(Records contained in a dataset)
· · · · · · ·

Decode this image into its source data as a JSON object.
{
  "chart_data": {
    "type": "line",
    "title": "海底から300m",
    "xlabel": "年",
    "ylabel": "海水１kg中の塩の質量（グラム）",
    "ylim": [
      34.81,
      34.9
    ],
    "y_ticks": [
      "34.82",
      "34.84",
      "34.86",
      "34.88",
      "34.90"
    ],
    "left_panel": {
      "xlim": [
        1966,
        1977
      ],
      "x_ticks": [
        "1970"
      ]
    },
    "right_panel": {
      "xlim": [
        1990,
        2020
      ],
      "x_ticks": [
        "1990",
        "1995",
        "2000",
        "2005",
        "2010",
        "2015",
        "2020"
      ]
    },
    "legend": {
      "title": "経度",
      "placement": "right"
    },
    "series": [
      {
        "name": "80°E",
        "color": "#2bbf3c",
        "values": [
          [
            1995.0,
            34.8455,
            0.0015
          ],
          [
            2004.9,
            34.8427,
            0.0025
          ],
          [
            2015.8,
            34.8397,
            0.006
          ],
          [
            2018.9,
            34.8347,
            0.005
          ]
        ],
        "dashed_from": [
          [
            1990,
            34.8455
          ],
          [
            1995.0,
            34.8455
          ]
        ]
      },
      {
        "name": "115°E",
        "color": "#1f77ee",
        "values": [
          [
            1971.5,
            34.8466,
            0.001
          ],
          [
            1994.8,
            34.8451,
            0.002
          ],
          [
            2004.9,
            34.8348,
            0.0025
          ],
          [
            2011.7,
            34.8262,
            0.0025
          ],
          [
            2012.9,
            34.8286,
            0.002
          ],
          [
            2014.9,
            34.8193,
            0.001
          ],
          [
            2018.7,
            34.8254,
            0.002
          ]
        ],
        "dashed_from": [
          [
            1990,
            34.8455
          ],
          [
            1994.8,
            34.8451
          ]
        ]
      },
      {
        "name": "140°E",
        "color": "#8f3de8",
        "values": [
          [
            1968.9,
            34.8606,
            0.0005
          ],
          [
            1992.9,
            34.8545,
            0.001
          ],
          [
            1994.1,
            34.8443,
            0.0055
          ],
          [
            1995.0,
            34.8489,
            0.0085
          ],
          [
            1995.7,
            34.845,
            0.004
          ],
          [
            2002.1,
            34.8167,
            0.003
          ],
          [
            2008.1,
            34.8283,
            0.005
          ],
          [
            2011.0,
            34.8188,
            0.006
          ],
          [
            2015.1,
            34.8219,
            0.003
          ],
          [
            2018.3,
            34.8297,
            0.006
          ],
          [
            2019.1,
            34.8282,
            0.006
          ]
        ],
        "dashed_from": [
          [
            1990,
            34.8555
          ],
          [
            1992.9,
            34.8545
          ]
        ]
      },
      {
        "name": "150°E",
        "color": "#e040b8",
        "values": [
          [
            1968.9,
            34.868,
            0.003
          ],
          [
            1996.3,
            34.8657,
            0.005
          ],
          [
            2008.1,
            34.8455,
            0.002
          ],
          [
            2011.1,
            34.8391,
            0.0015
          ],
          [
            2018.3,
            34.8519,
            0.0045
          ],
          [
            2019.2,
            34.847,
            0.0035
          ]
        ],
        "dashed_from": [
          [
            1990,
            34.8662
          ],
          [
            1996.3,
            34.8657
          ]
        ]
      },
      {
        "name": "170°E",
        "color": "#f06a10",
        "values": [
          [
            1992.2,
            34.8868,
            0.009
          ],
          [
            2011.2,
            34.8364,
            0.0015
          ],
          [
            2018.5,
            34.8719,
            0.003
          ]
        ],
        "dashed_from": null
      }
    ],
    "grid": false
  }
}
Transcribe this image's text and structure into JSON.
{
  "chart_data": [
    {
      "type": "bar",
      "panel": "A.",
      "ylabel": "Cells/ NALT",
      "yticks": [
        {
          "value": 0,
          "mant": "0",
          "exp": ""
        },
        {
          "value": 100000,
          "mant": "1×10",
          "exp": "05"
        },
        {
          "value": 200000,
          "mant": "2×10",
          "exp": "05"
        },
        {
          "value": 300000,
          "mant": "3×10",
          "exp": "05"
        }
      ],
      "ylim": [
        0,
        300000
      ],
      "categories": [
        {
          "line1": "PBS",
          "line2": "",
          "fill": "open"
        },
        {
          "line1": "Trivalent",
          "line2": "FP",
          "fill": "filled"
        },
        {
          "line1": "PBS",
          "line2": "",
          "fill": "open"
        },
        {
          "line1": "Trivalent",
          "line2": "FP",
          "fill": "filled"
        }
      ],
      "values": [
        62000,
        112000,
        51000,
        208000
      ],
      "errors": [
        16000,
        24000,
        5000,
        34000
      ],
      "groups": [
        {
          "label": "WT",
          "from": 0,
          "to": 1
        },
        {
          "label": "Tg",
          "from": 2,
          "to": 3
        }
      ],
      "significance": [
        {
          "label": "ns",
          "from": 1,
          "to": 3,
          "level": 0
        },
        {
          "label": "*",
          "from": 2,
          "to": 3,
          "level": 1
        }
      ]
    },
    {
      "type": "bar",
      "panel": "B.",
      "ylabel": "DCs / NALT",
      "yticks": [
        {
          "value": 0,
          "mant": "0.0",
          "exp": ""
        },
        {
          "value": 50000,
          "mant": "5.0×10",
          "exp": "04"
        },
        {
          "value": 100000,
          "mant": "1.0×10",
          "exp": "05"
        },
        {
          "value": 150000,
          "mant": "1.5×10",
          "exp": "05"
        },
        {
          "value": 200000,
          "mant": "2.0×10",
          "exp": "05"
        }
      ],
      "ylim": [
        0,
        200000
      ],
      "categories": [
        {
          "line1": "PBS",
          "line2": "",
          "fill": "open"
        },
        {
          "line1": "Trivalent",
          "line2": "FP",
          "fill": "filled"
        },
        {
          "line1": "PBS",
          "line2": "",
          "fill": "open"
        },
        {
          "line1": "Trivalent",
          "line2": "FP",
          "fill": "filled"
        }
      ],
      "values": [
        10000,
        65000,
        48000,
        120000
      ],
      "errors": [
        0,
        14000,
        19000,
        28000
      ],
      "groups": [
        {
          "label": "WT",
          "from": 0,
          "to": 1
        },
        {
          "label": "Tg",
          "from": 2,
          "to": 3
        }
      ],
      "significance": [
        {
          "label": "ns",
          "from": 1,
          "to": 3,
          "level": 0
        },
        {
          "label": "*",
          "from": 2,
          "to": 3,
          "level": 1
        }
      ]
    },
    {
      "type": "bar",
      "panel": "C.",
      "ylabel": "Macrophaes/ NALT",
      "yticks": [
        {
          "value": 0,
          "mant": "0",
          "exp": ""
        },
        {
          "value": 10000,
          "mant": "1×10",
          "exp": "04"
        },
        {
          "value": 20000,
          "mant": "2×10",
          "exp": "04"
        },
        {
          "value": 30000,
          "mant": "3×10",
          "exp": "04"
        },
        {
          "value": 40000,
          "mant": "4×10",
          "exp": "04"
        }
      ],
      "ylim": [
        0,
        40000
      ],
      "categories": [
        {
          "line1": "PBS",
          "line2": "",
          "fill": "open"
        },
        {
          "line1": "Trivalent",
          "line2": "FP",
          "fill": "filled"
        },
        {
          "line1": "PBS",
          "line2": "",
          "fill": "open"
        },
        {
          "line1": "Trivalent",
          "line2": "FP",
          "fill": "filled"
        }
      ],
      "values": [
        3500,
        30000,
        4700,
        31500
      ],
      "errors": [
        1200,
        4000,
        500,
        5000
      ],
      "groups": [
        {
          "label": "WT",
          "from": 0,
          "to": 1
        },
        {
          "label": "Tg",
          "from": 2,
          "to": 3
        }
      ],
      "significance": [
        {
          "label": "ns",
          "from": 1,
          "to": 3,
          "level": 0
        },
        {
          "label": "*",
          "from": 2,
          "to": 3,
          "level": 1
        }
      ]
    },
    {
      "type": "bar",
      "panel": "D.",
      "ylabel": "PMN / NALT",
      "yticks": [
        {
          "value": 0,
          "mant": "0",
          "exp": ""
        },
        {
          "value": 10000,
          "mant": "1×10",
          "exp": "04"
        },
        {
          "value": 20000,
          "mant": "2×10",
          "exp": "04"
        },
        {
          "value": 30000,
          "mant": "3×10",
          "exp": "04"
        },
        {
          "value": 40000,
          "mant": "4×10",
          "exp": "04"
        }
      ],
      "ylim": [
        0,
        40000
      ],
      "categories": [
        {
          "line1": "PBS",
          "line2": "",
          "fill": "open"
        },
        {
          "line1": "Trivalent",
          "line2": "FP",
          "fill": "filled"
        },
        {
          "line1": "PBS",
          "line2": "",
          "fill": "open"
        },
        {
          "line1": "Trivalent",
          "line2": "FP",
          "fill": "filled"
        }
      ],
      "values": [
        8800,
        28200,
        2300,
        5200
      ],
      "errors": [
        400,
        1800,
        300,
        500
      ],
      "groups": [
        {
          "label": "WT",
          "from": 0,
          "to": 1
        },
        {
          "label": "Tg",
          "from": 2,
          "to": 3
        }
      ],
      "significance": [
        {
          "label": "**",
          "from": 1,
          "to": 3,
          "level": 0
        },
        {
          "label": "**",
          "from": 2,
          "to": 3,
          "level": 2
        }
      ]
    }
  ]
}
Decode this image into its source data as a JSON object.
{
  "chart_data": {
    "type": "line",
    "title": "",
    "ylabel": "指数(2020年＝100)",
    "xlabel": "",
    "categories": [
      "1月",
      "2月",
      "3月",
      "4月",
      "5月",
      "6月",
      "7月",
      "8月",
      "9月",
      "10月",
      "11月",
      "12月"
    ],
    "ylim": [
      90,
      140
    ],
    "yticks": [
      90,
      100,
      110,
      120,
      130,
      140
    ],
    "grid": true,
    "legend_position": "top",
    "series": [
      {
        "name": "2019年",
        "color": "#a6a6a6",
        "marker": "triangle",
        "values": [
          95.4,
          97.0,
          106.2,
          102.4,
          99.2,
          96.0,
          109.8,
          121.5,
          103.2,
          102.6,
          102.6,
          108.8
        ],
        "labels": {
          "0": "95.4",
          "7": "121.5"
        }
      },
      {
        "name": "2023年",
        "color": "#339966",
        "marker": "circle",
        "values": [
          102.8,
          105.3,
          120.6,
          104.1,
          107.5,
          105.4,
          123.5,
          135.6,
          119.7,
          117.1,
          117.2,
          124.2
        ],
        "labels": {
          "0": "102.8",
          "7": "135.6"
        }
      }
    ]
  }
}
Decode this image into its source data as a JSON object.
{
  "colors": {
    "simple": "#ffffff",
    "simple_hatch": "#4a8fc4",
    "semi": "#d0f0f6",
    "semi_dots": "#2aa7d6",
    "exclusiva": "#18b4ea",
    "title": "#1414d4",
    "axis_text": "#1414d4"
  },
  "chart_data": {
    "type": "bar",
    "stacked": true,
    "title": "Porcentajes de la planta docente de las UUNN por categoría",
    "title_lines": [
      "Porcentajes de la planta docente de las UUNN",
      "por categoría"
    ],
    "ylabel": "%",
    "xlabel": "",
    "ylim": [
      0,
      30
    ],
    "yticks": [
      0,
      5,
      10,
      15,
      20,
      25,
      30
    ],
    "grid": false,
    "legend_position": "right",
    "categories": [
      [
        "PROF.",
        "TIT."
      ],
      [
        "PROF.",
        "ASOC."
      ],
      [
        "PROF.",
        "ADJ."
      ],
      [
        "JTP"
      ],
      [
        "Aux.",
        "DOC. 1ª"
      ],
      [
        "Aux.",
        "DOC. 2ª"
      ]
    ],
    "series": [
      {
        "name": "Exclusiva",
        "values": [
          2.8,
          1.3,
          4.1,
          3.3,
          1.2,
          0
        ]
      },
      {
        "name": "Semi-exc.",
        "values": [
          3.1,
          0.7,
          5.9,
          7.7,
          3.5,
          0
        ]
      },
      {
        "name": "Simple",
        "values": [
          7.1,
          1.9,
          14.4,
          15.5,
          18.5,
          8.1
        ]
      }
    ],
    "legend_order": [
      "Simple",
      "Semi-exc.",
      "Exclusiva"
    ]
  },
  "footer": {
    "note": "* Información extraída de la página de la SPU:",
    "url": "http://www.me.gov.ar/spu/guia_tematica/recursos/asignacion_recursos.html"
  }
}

· · · · · · ·

_Task_. Take every line from the data above that holds "Porcentajes" and copy it out.

_Answer_.
    "title": "Porcentajes de la planta docente de las UUNN por categoría",
      "Porcentajes de la planta docente de las UUNN",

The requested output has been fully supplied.